数据集记录:
..........

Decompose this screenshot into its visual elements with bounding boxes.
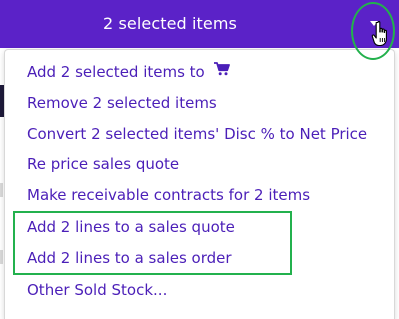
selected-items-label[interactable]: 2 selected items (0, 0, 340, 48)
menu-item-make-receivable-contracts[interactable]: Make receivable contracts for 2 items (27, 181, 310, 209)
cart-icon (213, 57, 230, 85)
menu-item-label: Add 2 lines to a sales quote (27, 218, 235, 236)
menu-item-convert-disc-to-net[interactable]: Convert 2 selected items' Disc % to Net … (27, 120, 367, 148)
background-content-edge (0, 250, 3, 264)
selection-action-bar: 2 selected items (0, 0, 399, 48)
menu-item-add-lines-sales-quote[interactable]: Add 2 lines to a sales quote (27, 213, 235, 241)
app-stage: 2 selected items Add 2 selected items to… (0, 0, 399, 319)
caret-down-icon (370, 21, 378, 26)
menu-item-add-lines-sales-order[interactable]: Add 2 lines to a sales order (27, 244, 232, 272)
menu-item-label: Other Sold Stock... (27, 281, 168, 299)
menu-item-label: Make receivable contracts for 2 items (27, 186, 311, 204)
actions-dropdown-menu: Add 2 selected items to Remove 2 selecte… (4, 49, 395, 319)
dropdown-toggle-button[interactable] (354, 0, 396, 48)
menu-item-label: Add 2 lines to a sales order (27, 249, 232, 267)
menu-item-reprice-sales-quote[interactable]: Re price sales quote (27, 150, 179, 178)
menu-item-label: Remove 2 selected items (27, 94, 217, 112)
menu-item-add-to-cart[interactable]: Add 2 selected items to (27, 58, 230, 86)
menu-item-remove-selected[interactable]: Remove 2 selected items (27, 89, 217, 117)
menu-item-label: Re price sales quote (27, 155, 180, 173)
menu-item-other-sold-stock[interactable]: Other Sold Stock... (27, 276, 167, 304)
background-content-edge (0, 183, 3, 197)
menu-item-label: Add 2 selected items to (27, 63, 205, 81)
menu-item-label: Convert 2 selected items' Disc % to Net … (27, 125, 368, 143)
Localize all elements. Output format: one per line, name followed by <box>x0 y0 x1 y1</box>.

..........

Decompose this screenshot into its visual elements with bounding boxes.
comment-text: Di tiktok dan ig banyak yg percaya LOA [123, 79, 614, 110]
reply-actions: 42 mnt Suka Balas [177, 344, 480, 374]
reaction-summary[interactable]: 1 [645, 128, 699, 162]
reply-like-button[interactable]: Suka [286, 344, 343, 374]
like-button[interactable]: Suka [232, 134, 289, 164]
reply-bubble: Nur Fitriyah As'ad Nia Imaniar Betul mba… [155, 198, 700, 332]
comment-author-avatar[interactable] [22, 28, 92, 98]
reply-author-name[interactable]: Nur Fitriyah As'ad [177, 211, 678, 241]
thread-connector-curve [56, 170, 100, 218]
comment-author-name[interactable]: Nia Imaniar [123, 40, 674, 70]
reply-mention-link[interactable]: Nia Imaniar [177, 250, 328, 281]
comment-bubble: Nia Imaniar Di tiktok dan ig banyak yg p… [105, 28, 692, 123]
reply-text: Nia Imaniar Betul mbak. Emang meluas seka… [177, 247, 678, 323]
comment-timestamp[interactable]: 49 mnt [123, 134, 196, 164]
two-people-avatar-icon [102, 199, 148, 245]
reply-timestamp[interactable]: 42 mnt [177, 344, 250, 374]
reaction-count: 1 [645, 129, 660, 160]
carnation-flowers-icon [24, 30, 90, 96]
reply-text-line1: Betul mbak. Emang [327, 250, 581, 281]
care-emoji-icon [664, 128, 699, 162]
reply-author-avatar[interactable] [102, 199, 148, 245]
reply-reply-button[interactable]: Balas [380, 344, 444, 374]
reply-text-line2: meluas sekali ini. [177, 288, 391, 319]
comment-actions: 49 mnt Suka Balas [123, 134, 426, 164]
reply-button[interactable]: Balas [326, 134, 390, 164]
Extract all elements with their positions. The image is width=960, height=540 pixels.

..........

- **任务说明**
逐字复制上方条目中的若干行：从含有“selected-items-label[interactable]: 2 selected”的那一行开始，到含有“cart-icon (213, 57, 230, 85)”的那一行结束，两端的行都要包括在内。

- **参考答案**
selected-items-label[interactable]: 2 selected items (0, 0, 340, 48)
menu-item-make-receivable-contracts[interactable]: Make receivable contracts for 2 items (27, 181, 310, 209)
cart-icon (213, 57, 230, 85)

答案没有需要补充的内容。